• [ELENCO DEI COMPITI]
1. Rispondi a queste domande sul commento su Blanc e la Juventus:
(a) Quale verbo, secondo il commento, riempie la bocca di allenatori, calciatori e dirigenti?
(b) Chi è unito a Blanc nello slogan?
(c) Di che cosa si occupava il manager prima di arrivare al calcio?
2. Trascrivi dal commento su Blanc e la Juventus il brano da "Il commento Ma" a "notturni? Straordinari festivi?".
3. Prosegui il commento su Blanc e la Juventus dopo l'ultima frase.

• [ESTRATTO DELLA PAGINA]

Il commento Ma Blanc faccia un passo indietro



«Lavorare». È il verbo che riempie la bocca degli allenatori, dei calciatori, dei dirigenti del football. Non si ha notizia di «campi di lavoro». Eventualmente di «campi di allenamento». Premessa per sottolineare quanto ormai sia diventato ridicolo il vocabolario calcistico. Lavorare di più, dicono alla Juventus. Blanc e Cannavaro uniti nello slogan. Nessuno sa che cosa significhi esattamente: un’ora in più di allenamento? Più palestra e meno tecnica? Turni notturni? Straordinari festivi?
La Juventus di oggi non deve stupire. I guai di risultati sono logica conseguenza di un ambiente che vive di rendita, pensando che l’insegna della ditta basti e avanzi. Quando Jean Claude Blanc afferma nelle interviste che «Io decido, come ho sempre fatto...», non spiega quel «sempre» e soprattutto «dove» lo abbia fatto. Il calcio non è terreno facile per chi lo conosca e lo frequenti da tempo, figuratevi per un manager forestiero che si occupava di palline da tennis, di sabbia del deserto, di organizzazione di eventi sportivi pur eccelsi. Il sorriso beffardo del numero uno della Juventus, durante le stesse interviste, manifesta l’assoluta distanza da un mondo comunque tossico e aspro come quello del pallone e, al tempo stesso, l’assoluta insensibilità ad affrontare la situazione come si dovrebbe. Come? Facendo un passo indietro, consegnando ad altri il ruolo della gestione tecnico sportiva del club, invece di riunire, fatto unico nella cronaca pallonara, tre ruoli in uno, compresi i salari.

Dati per il riconoscimento della struttura dei documenti
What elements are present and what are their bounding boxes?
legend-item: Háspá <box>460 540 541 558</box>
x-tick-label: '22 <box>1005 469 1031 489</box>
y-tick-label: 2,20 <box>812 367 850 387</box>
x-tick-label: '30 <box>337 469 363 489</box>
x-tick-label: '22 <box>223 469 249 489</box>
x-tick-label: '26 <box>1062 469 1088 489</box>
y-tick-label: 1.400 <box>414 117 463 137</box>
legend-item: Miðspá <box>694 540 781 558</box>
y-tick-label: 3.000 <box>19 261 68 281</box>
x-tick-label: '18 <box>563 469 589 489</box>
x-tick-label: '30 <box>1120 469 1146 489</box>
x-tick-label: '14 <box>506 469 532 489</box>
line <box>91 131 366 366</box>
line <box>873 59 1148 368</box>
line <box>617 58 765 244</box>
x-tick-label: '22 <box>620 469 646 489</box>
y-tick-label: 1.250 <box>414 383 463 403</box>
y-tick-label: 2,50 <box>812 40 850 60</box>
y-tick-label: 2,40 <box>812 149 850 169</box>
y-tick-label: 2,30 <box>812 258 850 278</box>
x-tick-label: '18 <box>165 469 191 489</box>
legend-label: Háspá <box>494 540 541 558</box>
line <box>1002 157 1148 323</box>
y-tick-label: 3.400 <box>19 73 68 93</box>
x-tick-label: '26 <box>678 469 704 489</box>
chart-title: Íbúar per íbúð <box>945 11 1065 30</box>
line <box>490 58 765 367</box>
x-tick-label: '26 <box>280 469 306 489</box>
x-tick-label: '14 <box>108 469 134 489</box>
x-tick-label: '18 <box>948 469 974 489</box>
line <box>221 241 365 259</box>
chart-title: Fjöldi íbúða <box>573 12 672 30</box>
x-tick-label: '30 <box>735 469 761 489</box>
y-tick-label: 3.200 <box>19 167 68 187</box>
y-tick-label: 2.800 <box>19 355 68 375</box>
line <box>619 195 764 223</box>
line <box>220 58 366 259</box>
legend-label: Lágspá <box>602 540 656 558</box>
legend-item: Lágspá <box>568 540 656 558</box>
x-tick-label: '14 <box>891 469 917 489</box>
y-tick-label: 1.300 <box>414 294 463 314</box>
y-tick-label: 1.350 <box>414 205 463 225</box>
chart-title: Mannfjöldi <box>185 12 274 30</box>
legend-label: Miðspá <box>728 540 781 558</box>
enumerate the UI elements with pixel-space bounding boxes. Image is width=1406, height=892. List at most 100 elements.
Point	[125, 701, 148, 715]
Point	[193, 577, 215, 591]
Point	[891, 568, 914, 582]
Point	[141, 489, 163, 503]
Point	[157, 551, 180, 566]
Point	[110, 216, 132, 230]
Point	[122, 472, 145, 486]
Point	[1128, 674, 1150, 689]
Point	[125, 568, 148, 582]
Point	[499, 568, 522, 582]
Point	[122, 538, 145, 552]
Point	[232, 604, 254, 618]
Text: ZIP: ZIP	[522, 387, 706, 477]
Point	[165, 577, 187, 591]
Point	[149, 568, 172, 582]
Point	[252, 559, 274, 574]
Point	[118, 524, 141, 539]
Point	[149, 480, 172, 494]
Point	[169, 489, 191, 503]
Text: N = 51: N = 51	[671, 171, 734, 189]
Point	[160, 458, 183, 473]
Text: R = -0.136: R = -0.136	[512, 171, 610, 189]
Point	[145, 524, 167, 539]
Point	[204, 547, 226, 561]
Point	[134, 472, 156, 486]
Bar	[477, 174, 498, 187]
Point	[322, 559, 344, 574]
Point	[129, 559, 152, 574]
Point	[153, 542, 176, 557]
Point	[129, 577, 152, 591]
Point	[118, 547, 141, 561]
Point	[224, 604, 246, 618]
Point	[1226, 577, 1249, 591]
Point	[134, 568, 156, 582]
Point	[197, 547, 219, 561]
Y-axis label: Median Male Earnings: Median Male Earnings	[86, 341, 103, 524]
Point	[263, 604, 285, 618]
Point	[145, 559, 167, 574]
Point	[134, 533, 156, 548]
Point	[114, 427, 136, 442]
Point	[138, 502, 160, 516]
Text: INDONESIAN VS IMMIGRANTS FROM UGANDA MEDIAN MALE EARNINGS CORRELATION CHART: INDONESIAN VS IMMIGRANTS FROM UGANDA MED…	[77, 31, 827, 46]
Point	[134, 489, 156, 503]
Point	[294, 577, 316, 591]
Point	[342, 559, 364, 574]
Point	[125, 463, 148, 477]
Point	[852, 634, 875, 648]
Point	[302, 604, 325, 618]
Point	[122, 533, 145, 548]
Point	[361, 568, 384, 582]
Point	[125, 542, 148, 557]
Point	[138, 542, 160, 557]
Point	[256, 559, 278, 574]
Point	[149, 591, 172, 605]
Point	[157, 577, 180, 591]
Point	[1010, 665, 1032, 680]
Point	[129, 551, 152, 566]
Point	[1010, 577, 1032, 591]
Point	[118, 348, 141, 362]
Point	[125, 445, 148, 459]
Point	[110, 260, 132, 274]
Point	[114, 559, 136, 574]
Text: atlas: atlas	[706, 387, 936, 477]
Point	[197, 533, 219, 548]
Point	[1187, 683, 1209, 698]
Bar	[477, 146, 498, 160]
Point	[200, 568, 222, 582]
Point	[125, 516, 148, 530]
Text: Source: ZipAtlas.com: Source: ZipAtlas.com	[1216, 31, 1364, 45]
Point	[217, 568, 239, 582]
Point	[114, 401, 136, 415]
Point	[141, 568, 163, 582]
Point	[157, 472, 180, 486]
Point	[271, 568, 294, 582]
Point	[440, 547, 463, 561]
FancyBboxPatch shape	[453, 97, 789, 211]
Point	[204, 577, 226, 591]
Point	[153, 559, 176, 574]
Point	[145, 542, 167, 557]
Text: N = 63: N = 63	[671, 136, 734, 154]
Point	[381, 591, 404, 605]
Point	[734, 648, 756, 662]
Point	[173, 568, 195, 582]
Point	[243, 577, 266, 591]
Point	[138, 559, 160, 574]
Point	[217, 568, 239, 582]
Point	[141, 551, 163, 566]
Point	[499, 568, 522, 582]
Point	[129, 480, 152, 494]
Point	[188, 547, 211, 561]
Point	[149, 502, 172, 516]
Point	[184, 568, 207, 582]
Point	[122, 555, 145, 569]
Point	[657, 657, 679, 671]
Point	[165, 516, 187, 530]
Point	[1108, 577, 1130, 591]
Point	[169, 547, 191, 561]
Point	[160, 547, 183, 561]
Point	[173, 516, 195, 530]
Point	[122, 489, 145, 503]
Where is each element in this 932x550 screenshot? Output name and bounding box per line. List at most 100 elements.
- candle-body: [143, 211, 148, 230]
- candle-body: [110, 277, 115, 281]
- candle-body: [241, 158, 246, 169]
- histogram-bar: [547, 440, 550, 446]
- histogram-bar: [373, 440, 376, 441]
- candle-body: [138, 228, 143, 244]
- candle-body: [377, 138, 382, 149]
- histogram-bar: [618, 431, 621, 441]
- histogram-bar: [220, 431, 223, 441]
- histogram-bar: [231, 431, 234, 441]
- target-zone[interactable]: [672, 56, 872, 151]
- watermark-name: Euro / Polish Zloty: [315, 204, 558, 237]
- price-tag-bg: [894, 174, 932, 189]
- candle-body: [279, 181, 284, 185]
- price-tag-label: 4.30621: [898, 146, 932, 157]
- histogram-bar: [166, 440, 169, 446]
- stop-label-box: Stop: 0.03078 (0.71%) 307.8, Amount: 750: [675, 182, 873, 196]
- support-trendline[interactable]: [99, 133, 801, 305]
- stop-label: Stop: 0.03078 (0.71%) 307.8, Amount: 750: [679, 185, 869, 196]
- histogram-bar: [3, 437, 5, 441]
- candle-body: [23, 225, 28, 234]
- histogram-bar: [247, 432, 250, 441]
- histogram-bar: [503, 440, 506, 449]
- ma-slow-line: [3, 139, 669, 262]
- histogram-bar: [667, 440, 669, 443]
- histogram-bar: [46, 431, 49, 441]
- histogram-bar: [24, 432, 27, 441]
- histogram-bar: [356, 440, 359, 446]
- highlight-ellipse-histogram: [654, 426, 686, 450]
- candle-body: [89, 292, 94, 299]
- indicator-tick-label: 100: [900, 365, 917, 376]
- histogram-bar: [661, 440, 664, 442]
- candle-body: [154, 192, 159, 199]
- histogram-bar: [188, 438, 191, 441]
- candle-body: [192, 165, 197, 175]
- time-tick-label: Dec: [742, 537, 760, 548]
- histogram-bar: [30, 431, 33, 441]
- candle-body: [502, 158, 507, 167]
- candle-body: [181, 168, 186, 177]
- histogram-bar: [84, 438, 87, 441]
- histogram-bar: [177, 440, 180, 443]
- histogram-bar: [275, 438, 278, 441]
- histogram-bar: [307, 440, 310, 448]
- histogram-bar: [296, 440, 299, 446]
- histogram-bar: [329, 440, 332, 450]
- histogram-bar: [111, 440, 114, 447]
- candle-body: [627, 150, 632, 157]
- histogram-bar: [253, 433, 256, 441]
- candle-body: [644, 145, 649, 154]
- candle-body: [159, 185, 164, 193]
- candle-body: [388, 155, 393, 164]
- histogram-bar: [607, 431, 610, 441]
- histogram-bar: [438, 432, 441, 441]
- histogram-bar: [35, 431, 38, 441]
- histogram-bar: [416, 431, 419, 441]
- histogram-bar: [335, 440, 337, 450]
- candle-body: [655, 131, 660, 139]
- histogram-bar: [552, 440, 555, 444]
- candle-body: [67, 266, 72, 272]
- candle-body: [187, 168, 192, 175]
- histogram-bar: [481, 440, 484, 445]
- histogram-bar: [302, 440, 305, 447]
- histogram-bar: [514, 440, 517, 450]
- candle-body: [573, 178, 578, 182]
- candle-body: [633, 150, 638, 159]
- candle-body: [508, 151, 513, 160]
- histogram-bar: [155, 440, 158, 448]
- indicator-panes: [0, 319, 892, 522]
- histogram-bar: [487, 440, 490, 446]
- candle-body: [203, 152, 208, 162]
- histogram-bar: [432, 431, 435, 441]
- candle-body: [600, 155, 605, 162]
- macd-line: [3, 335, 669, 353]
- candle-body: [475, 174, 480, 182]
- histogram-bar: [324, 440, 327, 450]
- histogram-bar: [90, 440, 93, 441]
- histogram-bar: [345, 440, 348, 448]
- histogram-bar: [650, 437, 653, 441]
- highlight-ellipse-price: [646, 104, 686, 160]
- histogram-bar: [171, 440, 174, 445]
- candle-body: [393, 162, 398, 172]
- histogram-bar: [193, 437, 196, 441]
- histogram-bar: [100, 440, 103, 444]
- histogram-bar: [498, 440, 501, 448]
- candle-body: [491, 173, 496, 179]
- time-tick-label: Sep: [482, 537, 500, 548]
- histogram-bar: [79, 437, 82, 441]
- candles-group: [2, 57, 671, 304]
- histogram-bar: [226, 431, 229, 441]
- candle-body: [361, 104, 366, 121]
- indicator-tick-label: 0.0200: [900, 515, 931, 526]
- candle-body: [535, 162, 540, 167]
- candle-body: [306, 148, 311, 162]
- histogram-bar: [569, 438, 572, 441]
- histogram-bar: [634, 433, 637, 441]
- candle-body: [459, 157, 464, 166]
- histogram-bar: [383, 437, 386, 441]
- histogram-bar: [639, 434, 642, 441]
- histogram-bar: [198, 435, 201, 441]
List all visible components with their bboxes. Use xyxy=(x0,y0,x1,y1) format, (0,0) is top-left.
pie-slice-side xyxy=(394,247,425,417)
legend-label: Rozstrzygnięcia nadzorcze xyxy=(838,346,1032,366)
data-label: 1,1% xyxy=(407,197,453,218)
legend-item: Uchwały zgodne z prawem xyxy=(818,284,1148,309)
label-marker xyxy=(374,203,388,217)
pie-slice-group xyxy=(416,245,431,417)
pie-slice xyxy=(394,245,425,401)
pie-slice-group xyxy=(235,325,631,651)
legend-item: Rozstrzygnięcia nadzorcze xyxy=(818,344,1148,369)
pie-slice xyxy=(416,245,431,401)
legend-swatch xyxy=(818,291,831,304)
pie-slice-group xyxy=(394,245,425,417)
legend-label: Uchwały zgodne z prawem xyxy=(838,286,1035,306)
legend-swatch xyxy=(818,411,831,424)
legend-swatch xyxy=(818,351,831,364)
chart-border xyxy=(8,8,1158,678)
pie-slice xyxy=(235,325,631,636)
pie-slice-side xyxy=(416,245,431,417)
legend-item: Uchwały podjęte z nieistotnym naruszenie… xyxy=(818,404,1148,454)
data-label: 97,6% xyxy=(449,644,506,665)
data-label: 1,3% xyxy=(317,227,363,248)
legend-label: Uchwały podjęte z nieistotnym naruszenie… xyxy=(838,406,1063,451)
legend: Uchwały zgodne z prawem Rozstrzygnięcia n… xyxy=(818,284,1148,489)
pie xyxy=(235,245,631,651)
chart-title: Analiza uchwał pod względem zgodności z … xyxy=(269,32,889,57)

• [SOLUZIONI DELL'ESERCIZIO]
1.
(a) «Lavorare».
(b) Cannavaro.
(c) Di palline da tennis, di sabbia del deserto e di organizzazione di eventi sportivi.

2.
Il commento Ma Blanc faccia un passo indietro



«Lavorare». È il verbo che riempie la bocca degli allenatori, dei calciatori, dei dirigenti del football. Non si ha notizia di «campi di lavoro». Eventualmente di «campi di allenamento». Premessa per sottolineare quanto ormai sia diventato ridicolo il vocabolario calcistico. Lavorare di più, dicono alla Juventus. Blanc e Cannavaro uniti nello slogan. Nessuno sa che cosa significhi esattamente: un’ora in più di allenamento? Più palestra e meno tecnica? Turni notturni? Straordinari festivi?

3.
Se è vero che il Catania non vinceva a Torino da quarantasei anni è anche vero che cinquantaquattro anni orsono la “famiglia” decise di correre ai ripari dopo che la squadra, e la società, stavano andando a ramengo. Gianni Agnelli si era chiamato fuori dalla presidenza, la triade (c’era anche allora, cribbio) Craveri-Cravetto-Giustiniani, presidenti ad interim, convocò Umberto Agnelli di anni ventidue e gli chiese di aggiustare l’arnese. Con lui si aprì un ciclo che portò alla Juventus titoli e calciatori, da Charles a Sivori. Va da sé che Blanc possa continuare a svolgere il suo lavoro di manager ma lontano dalla squadra, come chi lo ha preceduto (Giraudo, tra gli ultimi) affidando a personaggi più competenti la voce “football”. Roberto Bettega ha segnato un'epoca bianconera ma metà dei consiglieri ne contesta il rientro. Andrea Agnelli è riapparso all’orizzonte dopo che suo cugino aveva detto mesi fa che nessun altro componente della famiglia sarebbe entrato nella Juventus e chi conosce le idee di Andrea Agnelli sa che non collimano con quelle di Blanc e di Secco. John Elkann ha ricevuto in eredità dal nonno l’impero Fiat ma senza l’apporto di un altissimo uomo di finanze come Sergio Marchionne il gruppo oggi sarebbe in una situazione drammatica. Chi fa chi e chi fa cosa, questo è il problema.


Bill Shankly, mitico allenatore del Liverpool, disse che «il calcio per me non è una questione di vita o di morte, è ancora più importante». Il presidente, l’amministratore delegato e il direttore generale della Juventus, hanno detto: «Dobbiamo lavorare di più». Ecco, uno dei tre, dia il buon esempio.